REQUIRED WORK:
Reproduce every line of the listing below word for word, but leave out the picture.

[start RECORDS PROVIDED]

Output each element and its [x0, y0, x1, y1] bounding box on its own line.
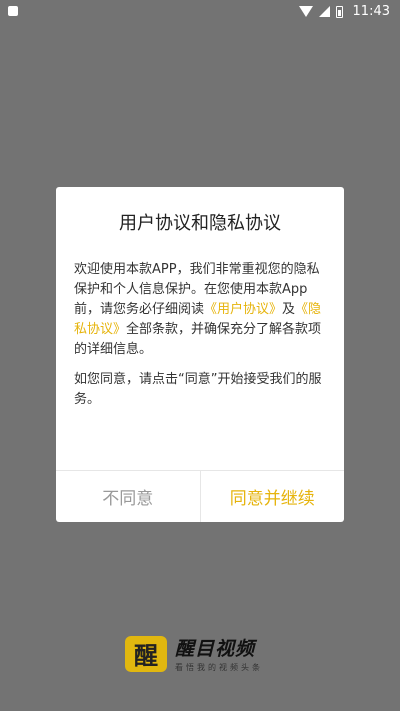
status-time: 11:43 [352, 4, 390, 19]
agree-continue-button[interactable]: 同意并继续 [199, 471, 345, 522]
user-agreement-link[interactable]: 《用户协议》 [204, 302, 282, 317]
brand-footer: 醒 醒目视频 看悟我的视频头条 [125, 634, 263, 673]
dialog-paragraph-1: 欢迎使用本款APP，我们非常重视您的隐私保护和个人信息保护。在您使用本款App前… [74, 260, 328, 360]
dialog-paragraph-2: 如您同意，请点击“同意”开始接受我们的服务。 [74, 372, 322, 407]
dialog-title: 用户协议和隐私协议 [119, 213, 281, 234]
wifi-icon [298, 6, 313, 17]
dialog-buttons: 不同意 同意并继续 [56, 471, 344, 522]
battery-icon [335, 5, 343, 18]
brand-text: 醒目视频 看悟我的视频头条 [175, 634, 263, 673]
signal-icon [318, 6, 330, 17]
brand-slogan: 看悟我的视频头条 [175, 663, 263, 672]
brand-name: 醒目视频 [175, 638, 256, 660]
status-right-group: 11:43 [298, 4, 390, 19]
app-notification-icon [8, 6, 18, 16]
disagree-button[interactable]: 不同意 [56, 471, 200, 522]
agreement-dialog: 用户协议和隐私协议 欢迎使用本款APP，我们非常重视您的隐私保护和个人信息保护。… [56, 187, 344, 522]
status-bar: 11:43 [0, 0, 400, 24]
dialog-text: 及 [282, 302, 296, 317]
app-logo-icon: 醒 [125, 635, 167, 672]
dialog-body: 欢迎使用本款APP，我们非常重视您的隐私保护和个人信息保护。在您使用本款App前… [74, 260, 328, 410]
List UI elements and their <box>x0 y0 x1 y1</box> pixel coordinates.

[end RECORDS PROVIDED]

PROBLEM SOLUTION:
Output each element and its [x0, y0, x1, y1] bounding box on its own line.
status-time: 11:43 [352, 4, 390, 19]
agree-continue-button[interactable]: 同意并继续 [199, 471, 345, 522]
user-agreement-link[interactable]: 《用户协议》 [204, 302, 282, 317]
brand-footer: 醒 醒目视频 看悟我的视频头条 [125, 634, 263, 673]
dialog-paragraph-1: 欢迎使用本款APP，我们非常重视您的隐私保护和个人信息保护。在您使用本款App前… [74, 260, 328, 360]
dialog-paragraph-2: 如您同意，请点击“同意”开始接受我们的服务。 [74, 372, 322, 407]
dialog-title: 用户协议和隐私协议 [119, 213, 281, 234]
wifi-icon [298, 6, 313, 17]
dialog-buttons: 不同意 同意并继续 [56, 471, 344, 522]
battery-icon [335, 5, 343, 18]
brand-text: 醒目视频 看悟我的视频头条 [175, 634, 263, 673]
signal-icon [318, 6, 330, 17]
brand-slogan: 看悟我的视频头条 [175, 663, 263, 672]
brand-name: 醒目视频 [175, 638, 256, 660]
status-right-group: 11:43 [298, 4, 390, 19]
app-notification-icon [8, 6, 18, 16]
disagree-button[interactable]: 不同意 [56, 471, 200, 522]
agreement-dialog: 用户协议和隐私协议 欢迎使用本款APP，我们非常重视您的隐私保护和个人信息保护。… [56, 187, 344, 522]
status-bar: 11:43 [0, 0, 400, 24]
dialog-text: 及 [282, 302, 296, 317]
app-logo-icon: 醒 [125, 635, 167, 672]
dialog-body: 欢迎使用本款APP，我们非常重视您的隐私保护和个人信息保护。在您使用本款App前… [74, 260, 328, 410]
List UI elements and their <box>x0 y0 x1 y1</box> pixel coordinates.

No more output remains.